EXTRACT →
____________________
Haswell ASUS Z97 Big Sur Update and Installation Solved

Haswell ASUS Z97 Big Sur Update and Installation Solved

ASUS Maximus VII Hero Z97, 4790K, RX 580 upgraded directly to from Catalina to Big Sur. Using OpenCore 0.6.3 and latest kexts. Looks like native nvram is going to be a requirement going forward for certain systems.

TLDR Fix your NATIVE NVRAM, emulation won't work.

Problem

Big Sur installer fails after about 20% progress in the Apple logo, fails shortly after disk#: device is write locked ending with apfs_vfsop_unmount. I imagine a new install the same problem occurs because after the first state information on the drive and whatever is stored in the native nvram and the installer can't access something that is not there because it wasn't saved in the first place.

My verbose while doing direct upgrade via system pref and app store

Background

Reddit post here starts to question it as Haswell in general but seemed more an issue with ASUS Z97 boards. A comment in that thread led me to Vit9696 saying fix your NVRAM. All other paths led to devs are aware and it's an macOS bug or giving up and transplanting the installation by using another machine. Well I ain't having none of that, Vit9696 said fix nvram, so I fixed it.

Why

Vit9696 actually solved this for us years ago here. The key take away is the whitelist part and replacing NvramSmi driver.

  1. ASUS APTIO IV Z97 Motherboards

Described here: http://www.insanelymac.com/forum/topic/317802-efi-variable-store-on-aptio-v-haswell-e-and-up/page-6?do=findComment&comment=2535040

After the disassembling it was discovered that several APTIO IV drivers including the presented one implement a variable whitelist, and disallow writing anything but the variables from the list. It is unclear whether it was intentional or just an logical mistake, but a most reasonable solution will be to just replace the NvramSmi driver with the working one from a previous firmware and reflash.

Fix

As stated above we can extract the NvramSmi driver from an older BIOS and the replace it in the latest one. I believe most our boards from this era are no longer being supported but the latest firmwares do have microcode to patch vulnerabilities like Spectre, meltdown, etc. It would be ideal to go this route and it's not that hard and working nvram is great!

I'm guessing another way would be to flash back to old BIOS where native nvram is working and upgrade/install Big Sur and then flash the latest after. You could save your BIOS profile if available that way you won't have to set everything back up. If this is also the case for incremental updates, sounds like a nightmare.

How (I chose to fix)
____________________
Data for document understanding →
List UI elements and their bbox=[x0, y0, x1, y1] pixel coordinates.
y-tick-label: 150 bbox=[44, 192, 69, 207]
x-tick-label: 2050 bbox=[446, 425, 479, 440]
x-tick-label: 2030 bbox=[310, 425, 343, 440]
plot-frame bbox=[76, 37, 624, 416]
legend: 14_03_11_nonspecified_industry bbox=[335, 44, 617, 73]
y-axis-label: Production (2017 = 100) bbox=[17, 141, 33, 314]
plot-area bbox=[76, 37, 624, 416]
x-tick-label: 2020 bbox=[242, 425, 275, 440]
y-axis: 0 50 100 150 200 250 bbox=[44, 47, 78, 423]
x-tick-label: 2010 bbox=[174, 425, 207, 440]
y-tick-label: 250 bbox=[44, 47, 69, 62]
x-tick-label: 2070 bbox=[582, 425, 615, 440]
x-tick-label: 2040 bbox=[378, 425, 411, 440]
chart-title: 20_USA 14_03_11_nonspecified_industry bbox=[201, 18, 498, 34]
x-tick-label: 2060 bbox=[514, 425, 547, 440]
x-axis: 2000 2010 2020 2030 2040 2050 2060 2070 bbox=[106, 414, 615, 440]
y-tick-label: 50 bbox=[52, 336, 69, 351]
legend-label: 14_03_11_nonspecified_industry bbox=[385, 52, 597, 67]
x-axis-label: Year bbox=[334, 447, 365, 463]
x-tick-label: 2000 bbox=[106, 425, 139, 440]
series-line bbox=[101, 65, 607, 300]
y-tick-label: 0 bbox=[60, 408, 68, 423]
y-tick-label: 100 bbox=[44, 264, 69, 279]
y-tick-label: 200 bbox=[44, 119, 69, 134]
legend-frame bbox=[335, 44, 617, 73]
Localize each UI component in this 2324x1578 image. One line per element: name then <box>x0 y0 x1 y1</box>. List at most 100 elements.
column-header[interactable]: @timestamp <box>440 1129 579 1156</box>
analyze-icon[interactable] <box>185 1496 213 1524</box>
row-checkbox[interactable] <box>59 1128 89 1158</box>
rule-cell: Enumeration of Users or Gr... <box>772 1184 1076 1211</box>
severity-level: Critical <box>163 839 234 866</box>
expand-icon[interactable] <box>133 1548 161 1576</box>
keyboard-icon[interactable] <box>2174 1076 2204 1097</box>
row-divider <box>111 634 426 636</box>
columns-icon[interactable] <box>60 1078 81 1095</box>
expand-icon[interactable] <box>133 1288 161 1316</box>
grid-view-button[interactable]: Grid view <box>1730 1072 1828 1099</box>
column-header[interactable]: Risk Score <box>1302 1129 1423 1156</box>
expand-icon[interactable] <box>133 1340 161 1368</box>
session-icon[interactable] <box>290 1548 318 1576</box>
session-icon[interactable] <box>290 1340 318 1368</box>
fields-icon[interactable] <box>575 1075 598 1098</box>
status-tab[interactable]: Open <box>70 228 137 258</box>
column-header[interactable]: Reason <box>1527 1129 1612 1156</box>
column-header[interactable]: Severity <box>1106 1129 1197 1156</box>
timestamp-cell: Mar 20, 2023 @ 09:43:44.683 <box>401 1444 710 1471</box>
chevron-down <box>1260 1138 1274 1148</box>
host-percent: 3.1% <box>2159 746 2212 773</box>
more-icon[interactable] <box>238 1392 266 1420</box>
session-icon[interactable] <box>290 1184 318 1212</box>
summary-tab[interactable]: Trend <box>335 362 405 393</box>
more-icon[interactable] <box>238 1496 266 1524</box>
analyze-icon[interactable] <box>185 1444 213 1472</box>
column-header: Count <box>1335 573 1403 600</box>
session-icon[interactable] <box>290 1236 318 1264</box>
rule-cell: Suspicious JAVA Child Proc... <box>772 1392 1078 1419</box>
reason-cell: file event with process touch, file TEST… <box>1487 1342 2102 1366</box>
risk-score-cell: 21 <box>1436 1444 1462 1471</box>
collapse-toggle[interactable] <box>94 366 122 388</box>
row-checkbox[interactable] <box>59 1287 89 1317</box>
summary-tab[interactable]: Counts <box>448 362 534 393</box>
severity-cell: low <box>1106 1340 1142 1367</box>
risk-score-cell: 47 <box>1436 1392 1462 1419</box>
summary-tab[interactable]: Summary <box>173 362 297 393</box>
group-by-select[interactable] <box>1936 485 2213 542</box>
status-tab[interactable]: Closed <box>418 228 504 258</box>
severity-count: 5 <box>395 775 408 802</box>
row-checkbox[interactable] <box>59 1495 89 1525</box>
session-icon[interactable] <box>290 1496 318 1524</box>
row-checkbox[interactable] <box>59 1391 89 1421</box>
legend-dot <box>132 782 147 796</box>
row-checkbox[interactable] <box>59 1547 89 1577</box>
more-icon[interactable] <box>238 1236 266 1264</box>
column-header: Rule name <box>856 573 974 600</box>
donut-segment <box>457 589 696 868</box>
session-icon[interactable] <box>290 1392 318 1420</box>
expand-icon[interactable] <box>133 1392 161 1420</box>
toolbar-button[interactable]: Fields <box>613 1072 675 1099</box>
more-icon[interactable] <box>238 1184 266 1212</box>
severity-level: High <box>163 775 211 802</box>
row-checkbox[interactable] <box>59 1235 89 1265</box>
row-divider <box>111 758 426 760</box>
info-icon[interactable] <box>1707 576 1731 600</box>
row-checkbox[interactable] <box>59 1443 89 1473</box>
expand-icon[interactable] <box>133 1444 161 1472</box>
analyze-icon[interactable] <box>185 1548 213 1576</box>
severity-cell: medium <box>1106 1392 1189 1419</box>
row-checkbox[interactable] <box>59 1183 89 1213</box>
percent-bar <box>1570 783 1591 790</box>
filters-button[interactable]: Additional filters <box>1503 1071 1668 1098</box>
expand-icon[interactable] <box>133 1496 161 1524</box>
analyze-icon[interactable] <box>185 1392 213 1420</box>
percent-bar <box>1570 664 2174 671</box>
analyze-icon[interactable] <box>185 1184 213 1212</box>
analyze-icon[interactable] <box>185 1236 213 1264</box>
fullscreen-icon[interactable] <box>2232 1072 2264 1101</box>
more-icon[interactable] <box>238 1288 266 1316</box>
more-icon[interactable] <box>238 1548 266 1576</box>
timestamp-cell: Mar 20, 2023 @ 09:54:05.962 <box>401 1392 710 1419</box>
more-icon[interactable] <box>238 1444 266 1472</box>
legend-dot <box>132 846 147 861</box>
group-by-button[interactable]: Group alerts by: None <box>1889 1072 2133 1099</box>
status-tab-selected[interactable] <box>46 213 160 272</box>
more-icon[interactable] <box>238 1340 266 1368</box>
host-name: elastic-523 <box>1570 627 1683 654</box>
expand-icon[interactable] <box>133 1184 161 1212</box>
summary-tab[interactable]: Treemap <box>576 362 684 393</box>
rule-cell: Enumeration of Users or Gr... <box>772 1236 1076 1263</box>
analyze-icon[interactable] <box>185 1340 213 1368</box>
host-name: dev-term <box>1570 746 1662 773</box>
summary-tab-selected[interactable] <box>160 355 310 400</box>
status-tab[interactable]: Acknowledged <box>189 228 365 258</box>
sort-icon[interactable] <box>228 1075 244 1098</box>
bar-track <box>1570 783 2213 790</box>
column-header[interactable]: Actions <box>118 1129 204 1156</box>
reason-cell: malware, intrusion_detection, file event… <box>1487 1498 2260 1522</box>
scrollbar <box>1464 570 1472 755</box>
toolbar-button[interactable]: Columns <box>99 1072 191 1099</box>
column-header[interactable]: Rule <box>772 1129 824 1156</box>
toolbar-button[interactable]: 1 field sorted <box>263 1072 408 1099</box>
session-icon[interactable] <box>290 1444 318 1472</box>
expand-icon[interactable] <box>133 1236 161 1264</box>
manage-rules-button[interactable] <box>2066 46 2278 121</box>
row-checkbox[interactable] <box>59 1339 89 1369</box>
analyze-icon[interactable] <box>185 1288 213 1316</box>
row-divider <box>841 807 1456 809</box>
____________________
AIM OF THE TASK → Continue the post on the ASUS Z97 Big Sur NVRAM fix from the point where it stops. The entries above are not needed for this exercise.

RESPONSE →
Replacing the NvramSmi driver made the most sense and it was relatively easy. I am no expert and you know the responsibility I take in anyone trying this shit and failing, ZERO.

To find a BIOS version before the whitelist was added to the NvramSmi driver I used the dates from the link in Vit9696's quotes. User 314TeR said his ASUS Maximus VII Impact nvram broke after 0412 which was released 2014/10/17 and worked with 0217 released 2017/07/28. To me anything after 2014/10/17 will have added the whitelist.

So with my board I downloaded version 1104.

Download UEFITool 0.26.0 as the latest versions won't let you rebuild/replace.

Download latest BIOS and one without whitelist.

Load older BIOS in UEFI tool, my case 1104. Search with text nvramsmi and extract as is, the file section. Like below. Save the ffs, name it whatever and close out we are done here.

Extract as is

Load the latest BIOS now, 3503 in my case and search nvramsmi again. This time replace as is and select the ffs you just named and saved.

Replace as is

You can't flash the modified BIOS as usual, they are capsules with write security. I just used my board's USB Flashback Utility. Named the modified BIOS to M7H.CAP, each board will have it's on naming method. Copied to a fat32 usb, stuck it in the correct USB port in the back and pressed the button for 3 seconds. 2 minutes later and I was booting my modified BIOS and restarted the upgrade process again from within macOS.

If you don't have USB Flashback Utility, take a look here for alternative ways.

Edit: Wanted to add a couple things.

After BIOS modified flash test your nvram, mine worked right away. Then I tried the upgrade and that worked fine. I believe it was 4 phases total and 3 reboots. Took about 25 minutes on SSD.